**Written tasks**
1/ In the passage on runtime data type tags, what does the JVM do when a variable's type does not match the type the compiler expected?
2/ Set down word for word the part of the passage on runtime data type tags between "Knowing the runtime" and "of Section 4.7.", inclusive.

— START OF Reading passage —

Knowing the runtime data types allows the objects to be effectively written to other systems or persistent storage (such as a disk or database).
Standard classes, called collection classes, can be developed to safely store and retrieve objects.

The first three of these points are covered in the next three sections; point 4 is the subject of Section 4.7.

4.6.1 Using Runtime Data Type Tags Results in Safer Programs

One of the main advantages of using runtime data type tags is that doing so makes programs safer for two reasons: First, the data type of the variable can be checked when the variable is being used to be sure that it matches the type that the compiler expected. If the type does not match, the JVM will immediately throw an error at the point where the mismatch occurs, as shown in Exhibit 4 (Program4.4). Languages that do not have this runtime check often allow a program to access data in memory that is outside of the variable currently being operated on. When this happens, often the program does not immediately fail, as the reference itself is not invalid, but what the reference does to memory that it does not own is invalid. Most often this results in corrupting memory used by some other variable or method in the program. The program continues to execute until a statement is reached that is affected by the corrupted memory, and the program fails, often with a strange and cryptic message. The statement that fails is normally perfectly valid, and it is only the existence of the corrupted memory that causes it to fail. In fact, the statement that fails normally has no logical connection, from the point of view of the source program, to the statement where the program memory was corrupted.

— END OF Reading passage —
— START OF Data excerpts —

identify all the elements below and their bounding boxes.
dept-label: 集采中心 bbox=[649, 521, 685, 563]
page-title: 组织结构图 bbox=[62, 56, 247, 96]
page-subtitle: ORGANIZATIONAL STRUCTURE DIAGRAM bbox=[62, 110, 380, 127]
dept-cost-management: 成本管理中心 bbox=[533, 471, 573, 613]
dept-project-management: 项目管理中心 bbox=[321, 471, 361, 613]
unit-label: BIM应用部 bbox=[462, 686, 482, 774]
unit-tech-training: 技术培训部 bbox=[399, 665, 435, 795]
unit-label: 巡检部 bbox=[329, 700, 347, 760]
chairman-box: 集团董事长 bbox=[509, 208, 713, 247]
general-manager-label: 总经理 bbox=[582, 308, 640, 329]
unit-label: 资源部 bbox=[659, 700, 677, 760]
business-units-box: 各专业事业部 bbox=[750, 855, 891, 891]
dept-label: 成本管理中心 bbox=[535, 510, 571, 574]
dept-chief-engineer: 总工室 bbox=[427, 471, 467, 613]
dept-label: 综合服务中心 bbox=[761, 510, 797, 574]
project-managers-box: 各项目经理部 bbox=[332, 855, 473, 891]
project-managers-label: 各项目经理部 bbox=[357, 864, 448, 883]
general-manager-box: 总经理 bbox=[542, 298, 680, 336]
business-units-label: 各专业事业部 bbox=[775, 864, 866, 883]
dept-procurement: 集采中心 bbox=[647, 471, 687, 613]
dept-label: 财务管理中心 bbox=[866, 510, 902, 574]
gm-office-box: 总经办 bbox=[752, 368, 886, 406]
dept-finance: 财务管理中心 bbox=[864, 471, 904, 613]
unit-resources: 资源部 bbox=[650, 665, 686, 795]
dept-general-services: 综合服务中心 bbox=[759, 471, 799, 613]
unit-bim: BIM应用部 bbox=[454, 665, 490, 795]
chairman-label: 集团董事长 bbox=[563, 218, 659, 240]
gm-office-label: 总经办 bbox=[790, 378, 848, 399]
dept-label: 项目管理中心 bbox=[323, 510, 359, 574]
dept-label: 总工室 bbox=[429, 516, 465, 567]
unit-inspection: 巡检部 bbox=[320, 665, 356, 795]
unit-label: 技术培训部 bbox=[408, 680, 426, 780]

— END OF Data excerpts —

**Outputs in order**
1/ It immediately throws an error at the point where the mismatch occurs.

2/
Knowing the runtime data types allows the objects to be effectively written to other systems or persistent storage (such as a disk or database).
Standard classes, called collection classes, can be developed to safely store and retrieve objects.

The first three of these points are covered in the next three sections; point 4 is the subject of Section 4.7.